#### INPUT ####
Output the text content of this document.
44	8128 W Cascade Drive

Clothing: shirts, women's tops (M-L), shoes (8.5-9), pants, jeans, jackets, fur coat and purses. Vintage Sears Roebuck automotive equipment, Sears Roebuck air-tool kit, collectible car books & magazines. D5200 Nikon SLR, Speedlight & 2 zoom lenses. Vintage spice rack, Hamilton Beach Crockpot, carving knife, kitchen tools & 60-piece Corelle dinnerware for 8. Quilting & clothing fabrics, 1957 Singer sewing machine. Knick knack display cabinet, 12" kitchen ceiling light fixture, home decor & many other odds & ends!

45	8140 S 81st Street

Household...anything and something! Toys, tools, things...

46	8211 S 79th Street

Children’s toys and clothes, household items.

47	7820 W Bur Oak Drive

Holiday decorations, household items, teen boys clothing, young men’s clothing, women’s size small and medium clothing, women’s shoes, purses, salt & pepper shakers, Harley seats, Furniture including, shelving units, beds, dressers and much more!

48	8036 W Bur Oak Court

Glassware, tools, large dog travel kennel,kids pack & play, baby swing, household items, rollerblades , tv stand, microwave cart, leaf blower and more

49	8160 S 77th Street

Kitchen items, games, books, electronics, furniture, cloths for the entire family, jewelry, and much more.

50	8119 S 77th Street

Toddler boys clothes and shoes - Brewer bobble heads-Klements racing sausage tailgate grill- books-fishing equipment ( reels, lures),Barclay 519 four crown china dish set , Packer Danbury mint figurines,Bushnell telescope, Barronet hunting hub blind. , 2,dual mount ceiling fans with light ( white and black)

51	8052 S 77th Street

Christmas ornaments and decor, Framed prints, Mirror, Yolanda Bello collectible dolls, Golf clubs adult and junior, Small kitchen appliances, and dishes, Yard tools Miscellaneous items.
####
Every entry must be retyped in full, exactly as given.

● **SOLUTION**:
Output the text content of this document.
44	8128 W Cascade Drive

Clothing: shirts, women's tops (M-L), shoes (8.5-9), pants, jeans, jackets, fur coat and purses. Vintage Sears Roebuck automotive equipment, Sears Roebuck air-tool kit, collectible car books & magazines. D5200 Nikon SLR, Speedlight & 2 zoom lenses. Vintage spice rack, Hamilton Beach Crockpot, carving knife, kitchen tools & 60-piece Corelle dinnerware for 8. Quilting & clothing fabrics, 1957 Singer sewing machine. Knick knack display cabinet, 12" kitchen ceiling light fixture, home decor & many other odds & ends!

45	8140 S 81st Street

Household...anything and something! Toys, tools, things...

46	8211 S 79th Street

Children’s toys and clothes, household items.

47	7820 W Bur Oak Drive

Holiday decorations, household items, teen boys clothing, young men’s clothing, women’s size small and medium clothing, women’s shoes, purses, salt & pepper shakers, Harley seats, Furniture including, shelving units, beds, dressers and much more!

48	8036 W Bur Oak Court

Glassware, tools, large dog travel kennel,kids pack & play, baby swing, household items, rollerblades , tv stand, microwave cart, leaf blower and more

49	8160 S 77th Street

Kitchen items, games, books, electronics, furniture, cloths for the entire family, jewelry, and much more.

50	8119 S 77th Street

Toddler boys clothes and shoes - Brewer bobble heads-Klements racing sausage tailgate grill- books-fishing equipment ( reels, lures),Barclay 519 four crown china dish set , Packer Danbury mint figurines,Bushnell telescope, Barronet hunting hub blind. , 2,dual mount ceiling fans with light ( white and black)

51	8052 S 77th Street

Christmas ornaments and decor, Framed prints, Mirror, Yolanda Bello collectible dolls, Golf clubs adult and junior, Small kitchen appliances, and dishes, Yard tools Miscellaneous items.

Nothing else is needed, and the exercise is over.